═══ Data records ═══

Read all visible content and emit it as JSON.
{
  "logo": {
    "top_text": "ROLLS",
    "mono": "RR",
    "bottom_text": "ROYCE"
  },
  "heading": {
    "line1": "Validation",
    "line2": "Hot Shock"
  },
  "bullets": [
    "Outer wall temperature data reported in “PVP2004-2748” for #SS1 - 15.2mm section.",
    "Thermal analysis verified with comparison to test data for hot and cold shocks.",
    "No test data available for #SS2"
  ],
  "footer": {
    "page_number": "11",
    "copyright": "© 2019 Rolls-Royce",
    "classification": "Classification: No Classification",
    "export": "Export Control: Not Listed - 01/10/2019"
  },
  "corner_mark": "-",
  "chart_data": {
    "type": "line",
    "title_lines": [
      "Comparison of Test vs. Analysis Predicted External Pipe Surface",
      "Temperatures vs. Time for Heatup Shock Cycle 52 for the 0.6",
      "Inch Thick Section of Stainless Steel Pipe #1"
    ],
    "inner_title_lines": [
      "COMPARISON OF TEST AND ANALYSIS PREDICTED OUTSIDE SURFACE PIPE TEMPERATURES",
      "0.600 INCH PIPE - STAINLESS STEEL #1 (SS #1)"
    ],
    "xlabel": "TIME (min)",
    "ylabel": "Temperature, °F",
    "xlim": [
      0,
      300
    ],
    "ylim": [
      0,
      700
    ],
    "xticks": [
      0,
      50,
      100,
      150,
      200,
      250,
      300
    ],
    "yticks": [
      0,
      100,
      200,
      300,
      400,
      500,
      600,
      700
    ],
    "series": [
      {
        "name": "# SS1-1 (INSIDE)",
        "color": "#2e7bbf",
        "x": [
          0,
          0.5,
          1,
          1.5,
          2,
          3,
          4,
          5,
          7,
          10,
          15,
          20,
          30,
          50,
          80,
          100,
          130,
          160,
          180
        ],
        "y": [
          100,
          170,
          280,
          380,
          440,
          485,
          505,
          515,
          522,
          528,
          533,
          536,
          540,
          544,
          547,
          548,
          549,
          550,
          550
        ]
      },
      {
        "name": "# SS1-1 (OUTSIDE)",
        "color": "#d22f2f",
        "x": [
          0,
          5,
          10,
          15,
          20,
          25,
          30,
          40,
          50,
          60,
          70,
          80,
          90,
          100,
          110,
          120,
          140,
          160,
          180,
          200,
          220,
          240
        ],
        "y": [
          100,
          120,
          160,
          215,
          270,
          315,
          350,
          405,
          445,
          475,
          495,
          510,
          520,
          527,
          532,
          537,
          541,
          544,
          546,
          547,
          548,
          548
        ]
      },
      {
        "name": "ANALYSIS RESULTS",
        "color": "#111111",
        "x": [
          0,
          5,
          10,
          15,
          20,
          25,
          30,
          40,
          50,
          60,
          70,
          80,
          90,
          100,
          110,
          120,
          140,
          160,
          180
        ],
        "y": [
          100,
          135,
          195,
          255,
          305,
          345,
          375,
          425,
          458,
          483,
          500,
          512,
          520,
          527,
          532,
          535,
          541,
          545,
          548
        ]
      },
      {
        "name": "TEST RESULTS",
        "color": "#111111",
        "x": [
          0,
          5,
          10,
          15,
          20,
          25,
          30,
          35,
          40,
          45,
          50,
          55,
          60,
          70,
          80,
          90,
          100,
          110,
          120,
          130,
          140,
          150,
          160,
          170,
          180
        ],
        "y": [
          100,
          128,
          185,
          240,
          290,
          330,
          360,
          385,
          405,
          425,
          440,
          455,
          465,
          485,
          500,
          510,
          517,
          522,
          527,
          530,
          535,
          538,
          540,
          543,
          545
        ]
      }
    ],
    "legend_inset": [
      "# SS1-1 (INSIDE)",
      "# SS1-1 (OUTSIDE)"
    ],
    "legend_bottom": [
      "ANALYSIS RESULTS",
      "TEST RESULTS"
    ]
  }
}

═══

Problem description: Without leaving anything out, give the entries again exactly.

Solution to the exercise:
Read all visible content and emit it as JSON.
{
  "logo": {
    "top_text": "ROLLS",
    "mono": "RR",
    "bottom_text": "ROYCE"
  },
  "heading": {
    "line1": "Validation",
    "line2": "Hot Shock"
  },
  "bullets": [
    "Outer wall temperature data reported in “PVP2004-2748” for #SS1 - 15.2mm section.",
    "Thermal analysis verified with comparison to test data for hot and cold shocks.",
    "No test data available for #SS2"
  ],
  "footer": {
    "page_number": "11",
    "copyright": "© 2019 Rolls-Royce",
    "classification": "Classification: No Classification",
    "export": "Export Control: Not Listed - 01/10/2019"
  },
  "corner_mark": "-",
  "chart_data": {
    "type": "line",
    "title_lines": [
      "Comparison of Test vs. Analysis Predicted External Pipe Surface",
      "Temperatures vs. Time for Heatup Shock Cycle 52 for the 0.6",
      "Inch Thick Section of Stainless Steel Pipe #1"
    ],
    "inner_title_lines": [
      "COMPARISON OF TEST AND ANALYSIS PREDICTED OUTSIDE SURFACE PIPE TEMPERATURES",
      "0.600 INCH PIPE - STAINLESS STEEL #1 (SS #1)"
    ],
    "xlabel": "TIME (min)",
    "ylabel": "Temperature, °F",
    "xlim": [
      0,
      300
    ],
    "ylim": [
      0,
      700
    ],
    "xticks": [
      0,
      50,
      100,
      150,
      200,
      250,
      300
    ],
    "yticks": [
      0,
      100,
      200,
      300,
      400,
      500,
      600,
      700
    ],
    "series": [
      {
        "name": "# SS1-1 (INSIDE)",
        "color": "#2e7bbf",
        "x": [
          0,
          0.5,
          1,
          1.5,
          2,
          3,
          4,
          5,
          7,
          10,
          15,
          20,
          30,
          50,
          80,
          100,
          130,
          160,
          180
        ],
        "y": [
          100,
          170,
          280,
          380,
          440,
          485,
          505,
          515,
          522,
          528,
          533,
          536,
          540,
          544,
          547,
          548,
          549,
          550,
          550
        ]
      },
      {
        "name": "# SS1-1 (OUTSIDE)",
        "color": "#d22f2f",
        "x": [
          0,
          5,
          10,
          15,
          20,
          25,
          30,
          40,
          50,
          60,
          70,
          80,
          90,
          100,
          110,
          120,
          140,
          160,
          180,
          200,
          220,
          240
        ],
        "y": [
          100,
          120,
          160,
          215,
          270,
          315,
          350,
          405,
          445,
          475,
          495,
          510,
          520,
          527,
          532,
          537,
          541,
          544,
          546,
          547,
          548,
          548
        ]
      },
      {
        "name": "ANALYSIS RESULTS",
        "color": "#111111",
        "x": [
          0,
          5,
          10,
          15,
          20,
          25,
          30,
          40,
          50,
          60,
          70,
          80,
          90,
          100,
          110,
          120,
          140,
          160,
          180
        ],
        "y": [
          100,
          135,
          195,
          255,
          305,
          345,
          375,
          425,
          458,
          483,
          500,
          512,
          520,
          527,
          532,
          535,
          541,
          545,
          548
        ]
      },
      {
        "name": "TEST RESULTS",
        "color": "#111111",
        "x": [
          0,
          5,
          10,
          15,
          20,
          25,
          30,
          35,
          40,
          45,
          50,
          55,
          60,
          70,
          80,
          90,
          100,
          110,
          120,
          130,
          140,
          150,
          160,
          170,
          180
        ],
        "y": [
          100,
          128,
          185,
          240,
          290,
          330,
          360,
          385,
          405,
          425,
          440,
          455,
          465,
          485,
          500,
          510,
          517,
          522,
          527,
          530,
          535,
          538,
          540,
          543,
          545
        ]
      }
    ],
    "legend_inset": [
      "# SS1-1 (INSIDE)",
      "# SS1-1 (OUTSIDE)"
    ],
    "legend_bottom": [
      "ANALYSIS RESULTS",
      "TEST RESULTS"
    ]
  }
}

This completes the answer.